● **WHAT THE TASK REQUIRES**
Can you reproduce, character for character, the stretch of data below from the line containing "header-row xyxy=(6,7,644,35)" through the line containing "depth-cell: 1100 xyxy=(397,130,524,154)", including both of those lines?

[Rows from a layout dataset]
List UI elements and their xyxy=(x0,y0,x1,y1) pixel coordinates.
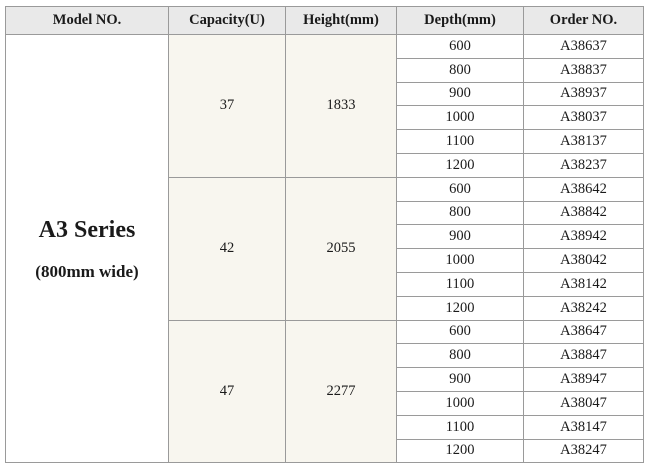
header-row xyxy=(6,7,644,35)
depth-cell: 1200 xyxy=(397,296,524,320)
depth-cell: 900 xyxy=(397,82,524,106)
order-cell: A38137 xyxy=(524,130,644,154)
order-cell: A38637 xyxy=(524,35,644,59)
header-model: Model NO. xyxy=(6,7,169,35)
depth-cell: 1100 xyxy=(397,415,524,439)
height-cell: 1833 xyxy=(286,35,397,178)
depth-cell: 1000 xyxy=(397,106,524,130)
order-cell: A38837 xyxy=(524,58,644,82)
depth-cell: 800 xyxy=(397,58,524,82)
depth-cell: 600 xyxy=(397,320,524,344)
header-height: Height(mm) xyxy=(286,7,397,35)
order-cell: A38042 xyxy=(524,249,644,273)
order-cell: A38947 xyxy=(524,368,644,392)
order-cell: A38237 xyxy=(524,153,644,177)
depth-cell: 800 xyxy=(397,344,524,368)
model-title: A3 Series xyxy=(38,216,136,243)
order-cell: A38147 xyxy=(524,415,644,439)
order-cell: A38642 xyxy=(524,177,644,201)
depth-cell: 1100 xyxy=(397,130,524,154)
spec-table xyxy=(5,6,644,463)
depth-cell: 1200 xyxy=(397,153,524,177)
order-cell: A38942 xyxy=(524,225,644,249)
order-cell: A38047 xyxy=(524,391,644,415)
height-cell: 2055 xyxy=(286,177,397,320)
order-cell: A38847 xyxy=(524,344,644,368)
order-cell: A38842 xyxy=(524,201,644,225)
depth-cell: 1000 xyxy=(397,391,524,415)
order-cell: A38937 xyxy=(524,82,644,106)
height-cell: 2277 xyxy=(286,320,397,463)
order-cell: A38037 xyxy=(524,106,644,130)
order-cell: A38242 xyxy=(524,296,644,320)
model-cell xyxy=(6,35,169,463)
order-cell: A38247 xyxy=(524,439,644,463)
header-depth: Depth(mm) xyxy=(397,7,524,35)
capacity-cell: 37 xyxy=(169,35,286,178)
capacity-cell: 42 xyxy=(169,177,286,320)
header-capacity: Capacity(U) xyxy=(169,7,286,35)
depth-cell: 1000 xyxy=(397,249,524,273)
depth-cell: 800 xyxy=(397,201,524,225)
depth-cell: 1100 xyxy=(397,272,524,296)
order-cell: A38142 xyxy=(524,272,644,296)
spec-table-container xyxy=(5,6,644,463)
depth-cell: 900 xyxy=(397,225,524,249)
depth-cell: 1200 xyxy=(397,439,524,463)
depth-cell: 600 xyxy=(397,177,524,201)
model-subtitle: (800mm wide) xyxy=(35,261,139,281)
order-cell: A38647 xyxy=(524,320,644,344)
depth-cell: 600 xyxy=(397,35,524,59)
capacity-cell: 47 xyxy=(169,320,286,463)
header-order: Order NO. xyxy=(524,7,644,35)
table-row xyxy=(6,35,644,59)
depth-cell: 900 xyxy=(397,368,524,392)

● **SOLUTION TO THE EXERCISE**
header-row xyxy=(6,7,644,35)
depth-cell: 1200 xyxy=(397,296,524,320)
depth-cell: 900 xyxy=(397,82,524,106)
order-cell: A38137 xyxy=(524,130,644,154)
order-cell: A38637 xyxy=(524,35,644,59)
header-model: Model NO. xyxy=(6,7,169,35)
depth-cell: 1100 xyxy=(397,415,524,439)
height-cell: 1833 xyxy=(286,35,397,178)
depth-cell: 1000 xyxy=(397,106,524,130)
order-cell: A38837 xyxy=(524,58,644,82)
depth-cell: 800 xyxy=(397,58,524,82)
depth-cell: 600 xyxy=(397,320,524,344)
header-height: Height(mm) xyxy=(286,7,397,35)
order-cell: A38042 xyxy=(524,249,644,273)
order-cell: A38947 xyxy=(524,368,644,392)
order-cell: A38237 xyxy=(524,153,644,177)
depth-cell: 800 xyxy=(397,344,524,368)
model-title: A3 Series xyxy=(38,216,136,243)
order-cell: A38147 xyxy=(524,415,644,439)
order-cell: A38642 xyxy=(524,177,644,201)
depth-cell: 1100 xyxy=(397,130,524,154)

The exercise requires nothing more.